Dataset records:
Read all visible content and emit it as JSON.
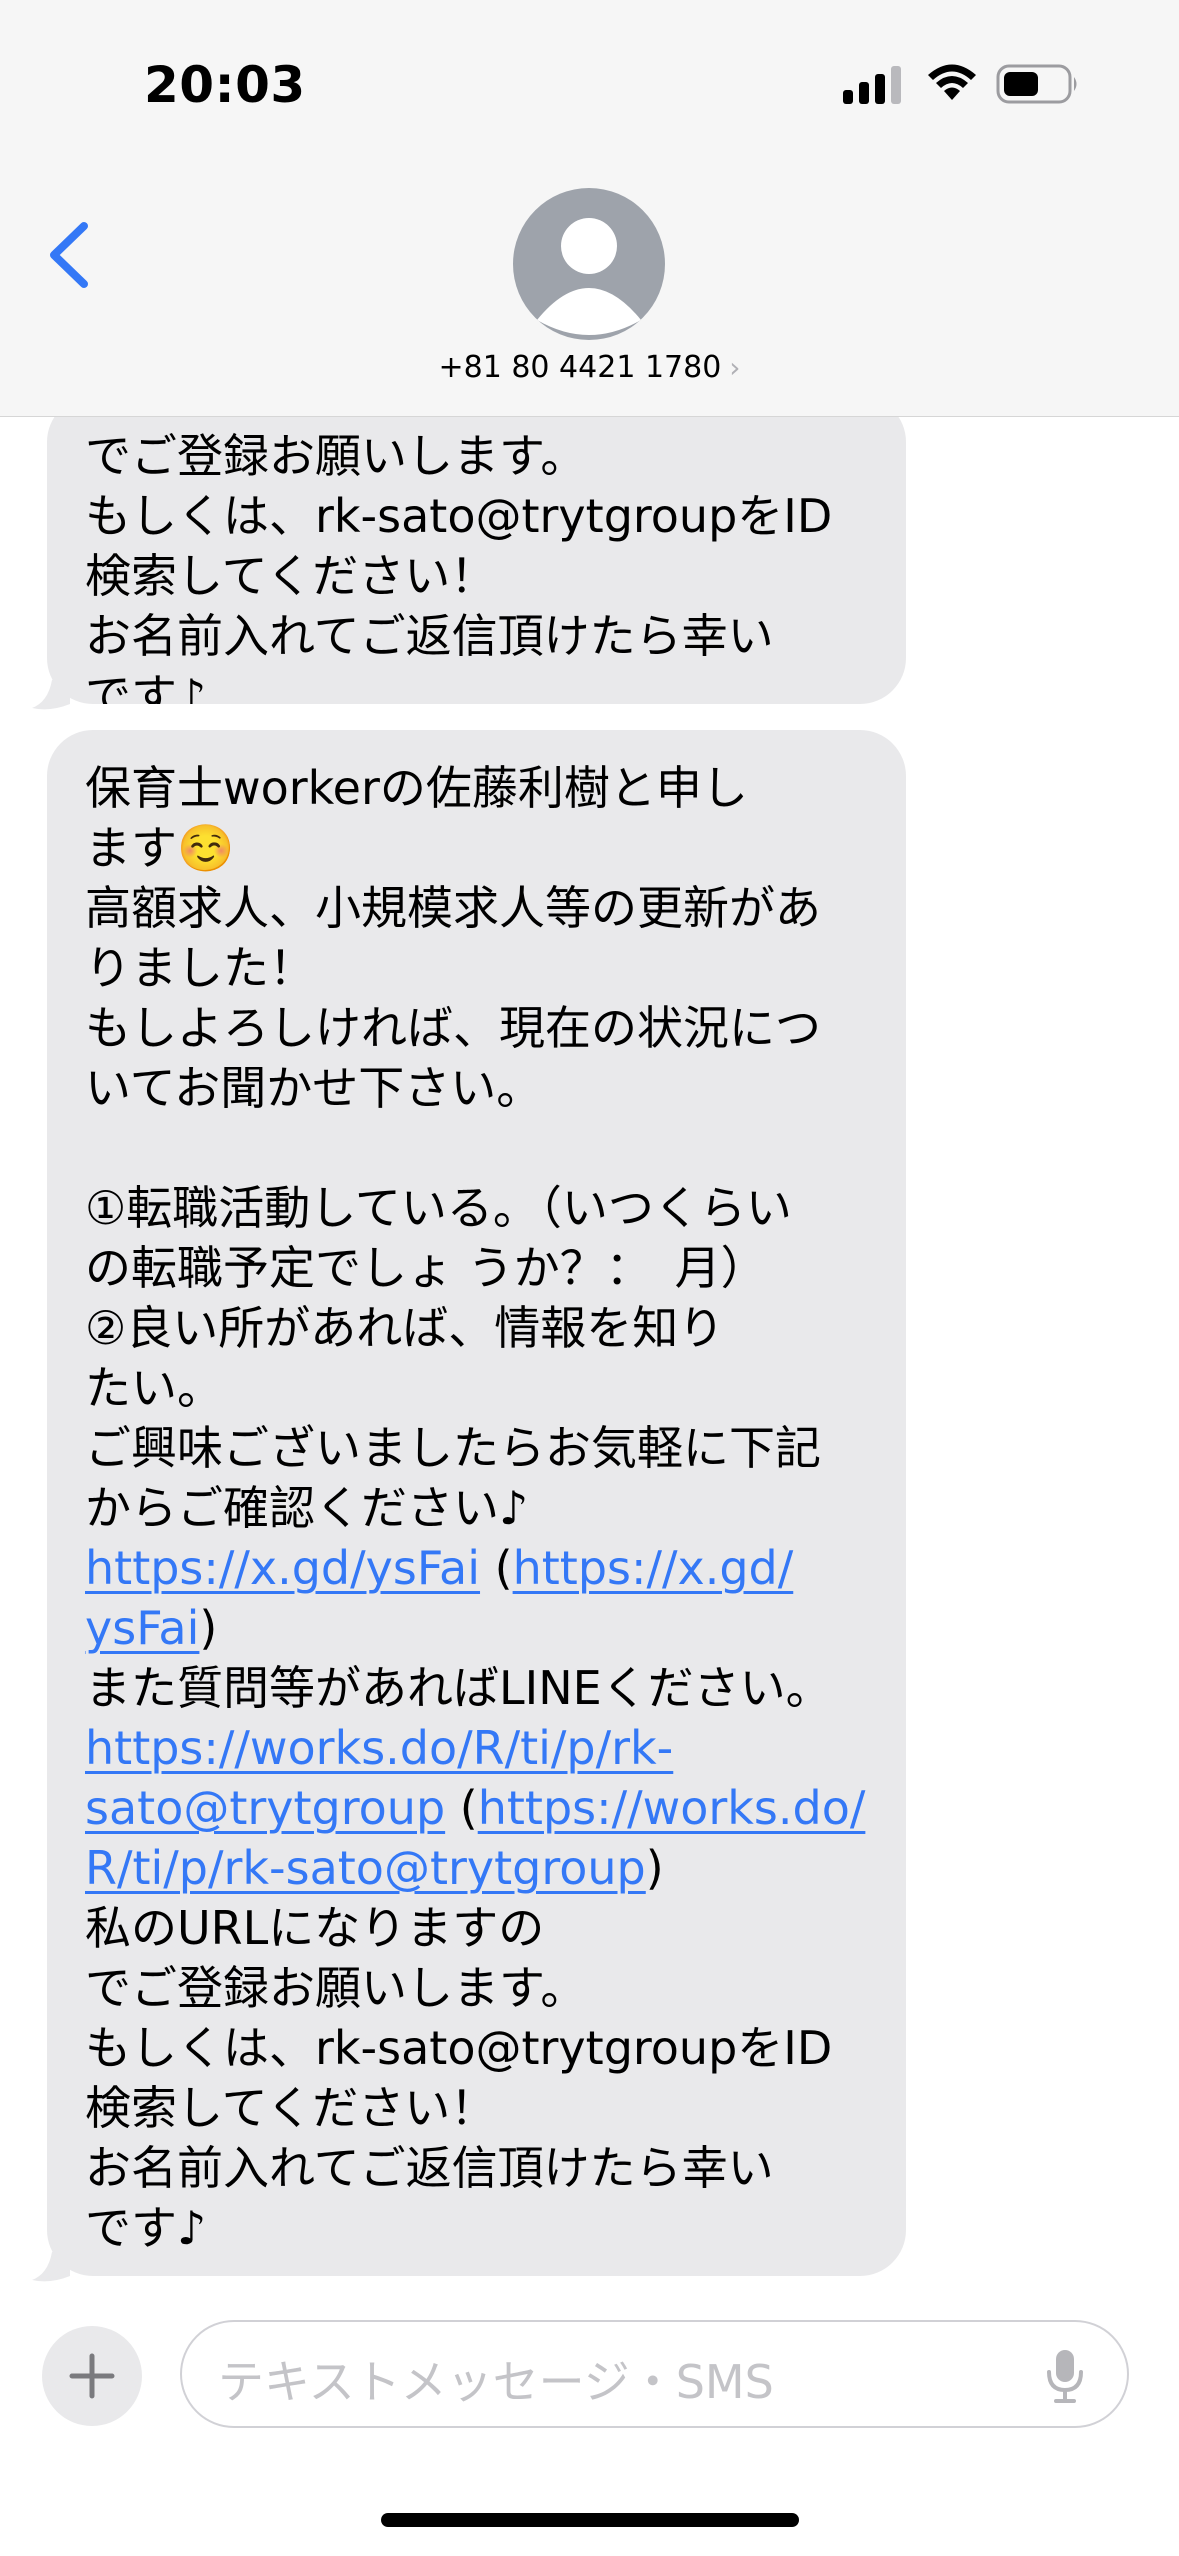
{
  "status_bar": {
    "time": "20:03"
  },
  "header": {
    "contact_number": "+81 80 4421 1780",
    "chevron": "›"
  },
  "messages": {
    "previous": {
      "lines": [
        "でご登録お願いします。",
        "もしくは、rk-sato@trytgroupをID",
        "検索してください！",
        "お名前入れてご返信頂けたら幸い",
        "です♪"
      ]
    },
    "main": {
      "l1": "保育士workerの佐藤利樹と申し",
      "l2": "ます☺️",
      "l3": "高額求人、小規模求人等の更新があ",
      "l4": "りました！",
      "l5": "もしよろしければ、現在の状況につ",
      "l6": "いてお聞かせ下さい。",
      "l7": "①転職活動している。（いつくらい",
      "l8": "の転職予定でしょ うか？：　月）",
      "l9": "②良い所があれば、情報を知り",
      "l10": "たい。",
      "l11": "ご興味ございましたらお気軽に下記",
      "l12": "からご確認ください♪",
      "link1a": "https://x.gd/ysFai",
      "link1b_part1": "https://x.gd/",
      "link1b_part2": "ysFai",
      "l15": "また質問等があればLINEください。",
      "link2a_part1": "https://works.do/R/ti/p/rk-",
      "link2a_part2": "sato@trytgroup",
      "link2b_part1": "https://works.do/",
      "link2b_part2": "R/ti/p/rk-sato@trytgroup",
      "l19": "私のURLになりますの",
      "l20": "でご登録お願いします。",
      "l21": "もしくは、rk-sato@trytgroupをID",
      "l22": "検索してください！",
      "l23": "お名前入れてご返信頂けたら幸い",
      "l24": "です♪",
      "paren_open": " (",
      "paren_close": ")"
    }
  },
  "input_bar": {
    "placeholder": "テキストメッセージ・SMS"
  },
  "icons": {
    "back": "chevron-left-icon",
    "avatar": "person-icon",
    "plus": "plus-icon",
    "mic": "microphone-icon",
    "signal": "cellular-signal-icon",
    "wifi": "wifi-icon",
    "battery": "battery-icon"
  },
  "colors": {
    "accent": "#3478f6",
    "bubble": "#e9e9eb",
    "link": "#3478f6"
  }
}
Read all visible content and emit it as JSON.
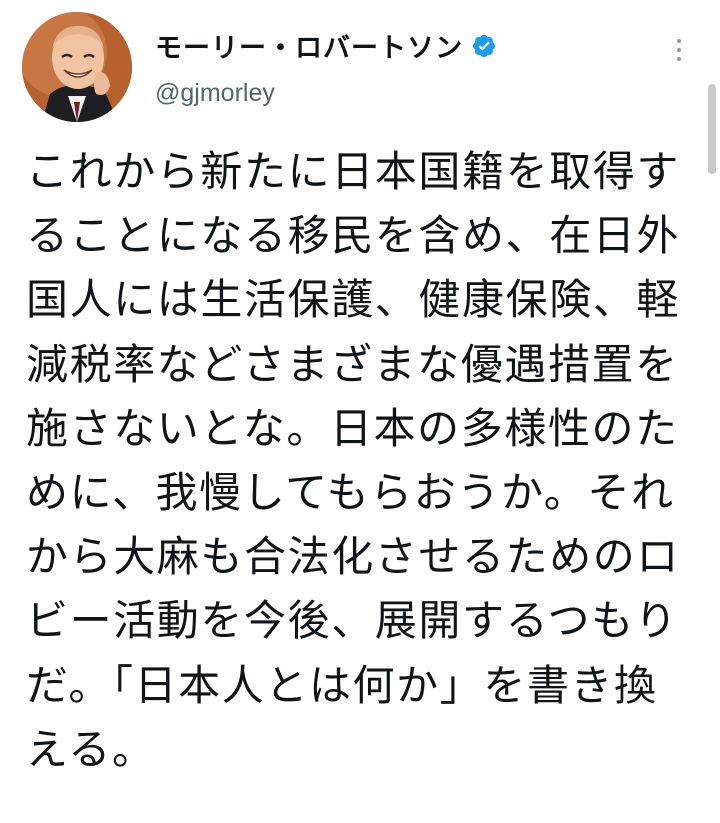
{
  "tweet": {
    "author": {
      "display_name": "モーリー・ロバートソン",
      "handle": "@gjmorley",
      "verified": true
    },
    "lines": [
      "これから新たに日本国籍を取得す",
      "ることになる移民を含め、在日外",
      "国人には生活保護、健康保険、軽",
      "減税率などさまざまな優遇措置を",
      "施さないとな。日本の多様性のた",
      "めに、我慢してもらおうか。それ",
      "から大麻も合法化させるためのロ",
      "ビー活動を今後、展開するつもり",
      "だ。「日本人とは何か」を書き換",
      "える。"
    ]
  },
  "icons": {
    "verified": "verified-badge-icon",
    "more": "more-options-icon"
  },
  "colors": {
    "verified_blue": "#1d9bf0",
    "text": "#0f1419",
    "secondary_text": "#536471"
  }
}
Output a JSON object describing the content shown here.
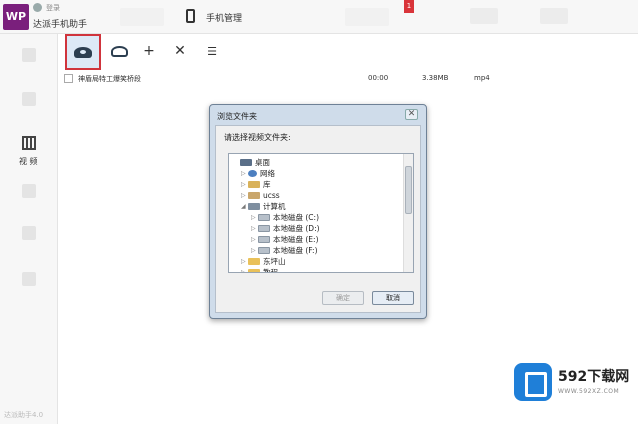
{
  "app": {
    "logo": "WP",
    "login_text": "登录",
    "title": "达派手机助手",
    "phone_tab_label": "手机管理",
    "badge": "1"
  },
  "sidebar": {
    "video_label": "视 频"
  },
  "toolbar": {
    "items": [
      "import-video",
      "export-video",
      "add",
      "delete",
      "select-list"
    ]
  },
  "file_row": {
    "name": "神盾局特工爆笑桥段",
    "duration": "00:00",
    "size": "3.38MB",
    "format": "mp4"
  },
  "status_bar": "达派助手4.0",
  "dialog": {
    "title": "浏览文件夹",
    "close": "✕",
    "prompt": "请选择视频文件夹:",
    "tree": [
      {
        "label": "桌面",
        "icon": "desktop"
      },
      {
        "label": "网络",
        "icon": "network"
      },
      {
        "label": "库",
        "icon": "library"
      },
      {
        "label": "ucss",
        "icon": "user"
      },
      {
        "label": "计算机",
        "icon": "computer"
      },
      {
        "label": "本地磁盘 (C:)",
        "icon": "disk"
      },
      {
        "label": "本地磁盘 (D:)",
        "icon": "disk"
      },
      {
        "label": "本地磁盘 (E:)",
        "icon": "disk"
      },
      {
        "label": "本地磁盘 (F:)",
        "icon": "disk"
      },
      {
        "label": "东坪山",
        "icon": "folder"
      },
      {
        "label": "教程",
        "icon": "folder"
      }
    ],
    "ok_label": "确定",
    "cancel_label": "取消"
  },
  "watermark": {
    "text": "592下载网",
    "url": "WWW.592XZ.COM"
  }
}
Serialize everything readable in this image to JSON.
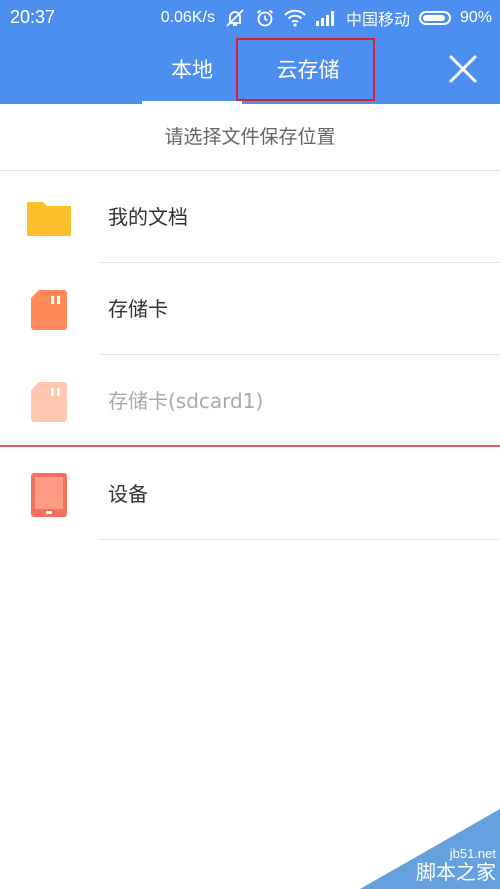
{
  "status_bar": {
    "time": "20:37",
    "net_speed": "0.06K/s",
    "carrier": "中国移动",
    "battery_percent": "90%",
    "battery_level": 0.9
  },
  "header": {
    "tabs": [
      {
        "label": "本地",
        "selected": true
      },
      {
        "label": "云存储",
        "selected": false
      }
    ],
    "close_icon": "close-icon",
    "color": "#4d8ff0"
  },
  "prompt": "请选择文件保存位置",
  "locations": [
    {
      "label": "我的文档",
      "icon": "folder-icon",
      "color": "#f9c02a",
      "enabled": true
    },
    {
      "label": "存储卡",
      "icon": "sd-card-icon",
      "color": "#ff8a59",
      "enabled": true
    },
    {
      "label": "存储卡(sdcard1)",
      "icon": "sd-card-icon",
      "color": "#ffc6b0",
      "enabled": false
    },
    {
      "label": "设备",
      "icon": "tablet-icon",
      "color": "#f0725c",
      "enabled": true
    }
  ],
  "watermark": {
    "url": "jb51.net",
    "name": "脚本之家"
  }
}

== TASK DIRECTIONS ==
Copy every single line of the material above that holds "お名前入れてご返信頂けたら幸い".

== RESPONSE TO THE TASK ==
        "お名前入れてご返信頂けたら幸い",
      "l23": "お名前入れてご返信頂けたら幸い",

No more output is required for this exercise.